• Task goal:
Using the listing below, copy every line that mentions "date".

• Records from a collection of figures:
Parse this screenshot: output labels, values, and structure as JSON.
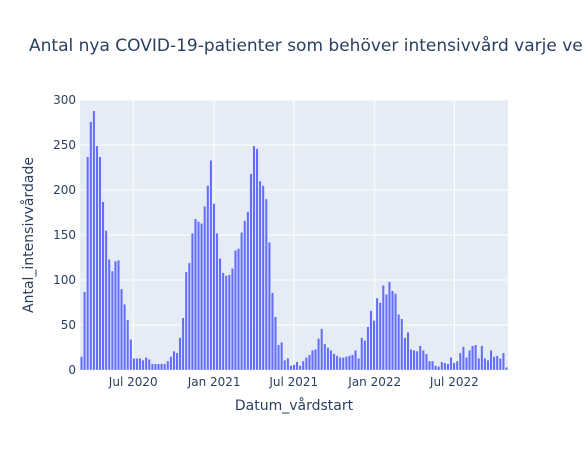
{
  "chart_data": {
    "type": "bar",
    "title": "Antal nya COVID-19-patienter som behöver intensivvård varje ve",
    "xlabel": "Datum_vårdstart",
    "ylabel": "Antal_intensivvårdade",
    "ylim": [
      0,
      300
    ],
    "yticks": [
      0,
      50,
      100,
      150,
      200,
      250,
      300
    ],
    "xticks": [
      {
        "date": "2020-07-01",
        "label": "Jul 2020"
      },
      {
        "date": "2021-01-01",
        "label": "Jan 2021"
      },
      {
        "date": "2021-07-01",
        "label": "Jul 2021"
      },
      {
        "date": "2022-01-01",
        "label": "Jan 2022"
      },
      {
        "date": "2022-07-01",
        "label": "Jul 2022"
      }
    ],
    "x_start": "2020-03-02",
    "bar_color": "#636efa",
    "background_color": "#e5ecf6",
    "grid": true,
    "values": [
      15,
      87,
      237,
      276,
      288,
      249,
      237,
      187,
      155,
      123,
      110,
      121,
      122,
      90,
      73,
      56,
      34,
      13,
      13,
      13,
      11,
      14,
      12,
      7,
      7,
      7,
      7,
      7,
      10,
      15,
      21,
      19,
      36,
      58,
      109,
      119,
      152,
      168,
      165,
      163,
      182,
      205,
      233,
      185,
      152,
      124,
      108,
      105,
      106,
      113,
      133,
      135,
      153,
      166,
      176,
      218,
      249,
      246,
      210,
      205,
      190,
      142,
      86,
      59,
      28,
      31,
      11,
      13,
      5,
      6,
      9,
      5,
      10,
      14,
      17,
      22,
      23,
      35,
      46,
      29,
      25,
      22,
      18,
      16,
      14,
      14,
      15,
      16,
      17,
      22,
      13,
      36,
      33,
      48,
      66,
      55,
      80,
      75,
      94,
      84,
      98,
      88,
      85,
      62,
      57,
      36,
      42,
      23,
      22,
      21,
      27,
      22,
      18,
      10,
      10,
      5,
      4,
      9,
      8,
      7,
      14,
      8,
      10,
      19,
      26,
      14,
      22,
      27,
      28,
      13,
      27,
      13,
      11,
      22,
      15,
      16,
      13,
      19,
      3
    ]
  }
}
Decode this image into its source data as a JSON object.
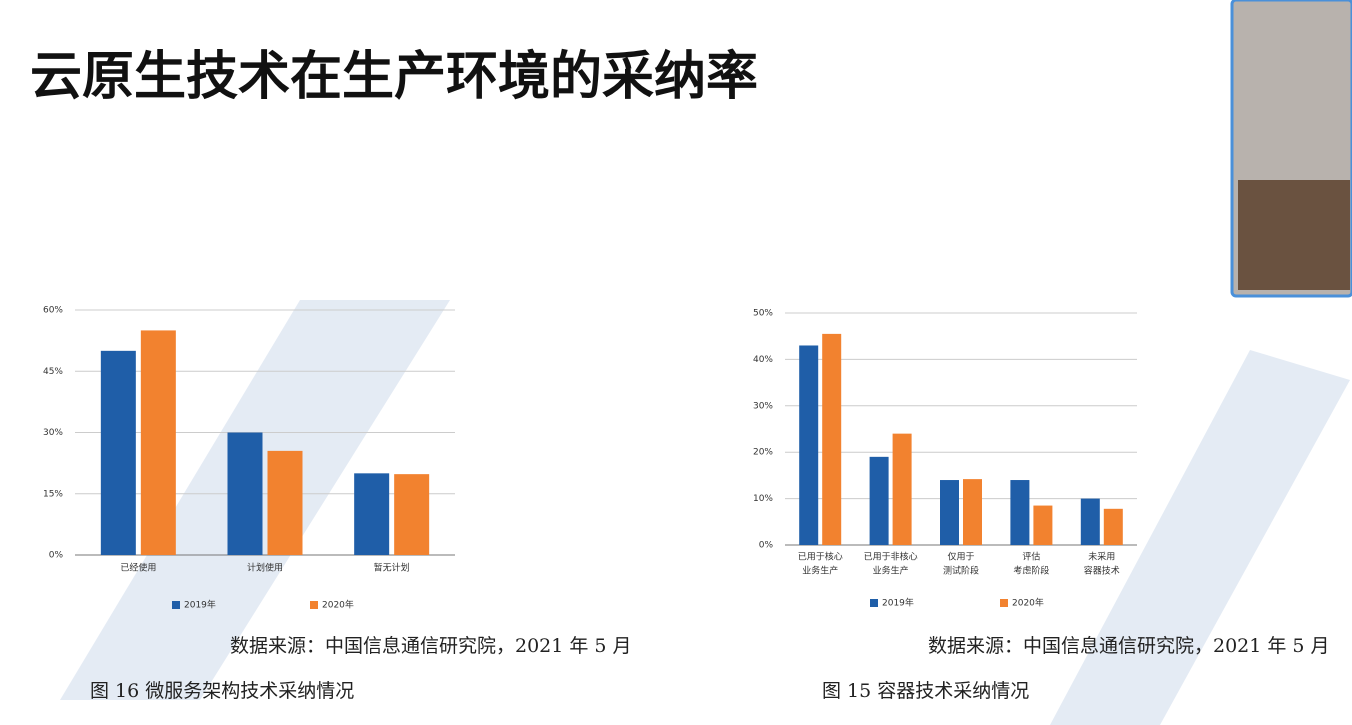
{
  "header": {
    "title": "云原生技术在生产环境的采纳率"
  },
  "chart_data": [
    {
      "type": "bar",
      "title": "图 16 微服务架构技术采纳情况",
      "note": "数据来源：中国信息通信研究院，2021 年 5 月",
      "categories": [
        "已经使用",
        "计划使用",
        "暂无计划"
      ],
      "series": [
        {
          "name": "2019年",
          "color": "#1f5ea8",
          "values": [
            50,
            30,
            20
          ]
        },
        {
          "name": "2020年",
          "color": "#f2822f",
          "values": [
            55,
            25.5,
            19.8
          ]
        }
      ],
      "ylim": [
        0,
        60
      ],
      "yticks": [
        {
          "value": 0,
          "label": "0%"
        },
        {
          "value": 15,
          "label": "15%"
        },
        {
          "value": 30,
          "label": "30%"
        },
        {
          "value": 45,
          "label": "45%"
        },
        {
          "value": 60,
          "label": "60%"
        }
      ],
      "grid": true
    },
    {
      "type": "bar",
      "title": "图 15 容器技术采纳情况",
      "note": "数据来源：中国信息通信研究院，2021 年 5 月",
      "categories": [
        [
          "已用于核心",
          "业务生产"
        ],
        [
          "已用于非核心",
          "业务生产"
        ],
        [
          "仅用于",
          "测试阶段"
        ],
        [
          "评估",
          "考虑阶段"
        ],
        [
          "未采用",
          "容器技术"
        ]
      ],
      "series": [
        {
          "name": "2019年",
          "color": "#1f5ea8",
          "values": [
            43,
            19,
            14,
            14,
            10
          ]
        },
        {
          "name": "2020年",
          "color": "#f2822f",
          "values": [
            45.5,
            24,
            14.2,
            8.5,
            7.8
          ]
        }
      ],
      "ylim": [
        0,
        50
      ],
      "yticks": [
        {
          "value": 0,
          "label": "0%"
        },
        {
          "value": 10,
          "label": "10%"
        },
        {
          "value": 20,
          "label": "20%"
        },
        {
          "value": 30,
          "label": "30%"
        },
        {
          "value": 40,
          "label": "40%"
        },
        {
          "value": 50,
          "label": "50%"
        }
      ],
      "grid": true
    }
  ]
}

• Answer to the problem:
        "date": "2020-07-01",
        "date": "2021-01-01",
        "date": "2021-07-01",
        "date": "2022-01-01",
        "date": "2022-07-01",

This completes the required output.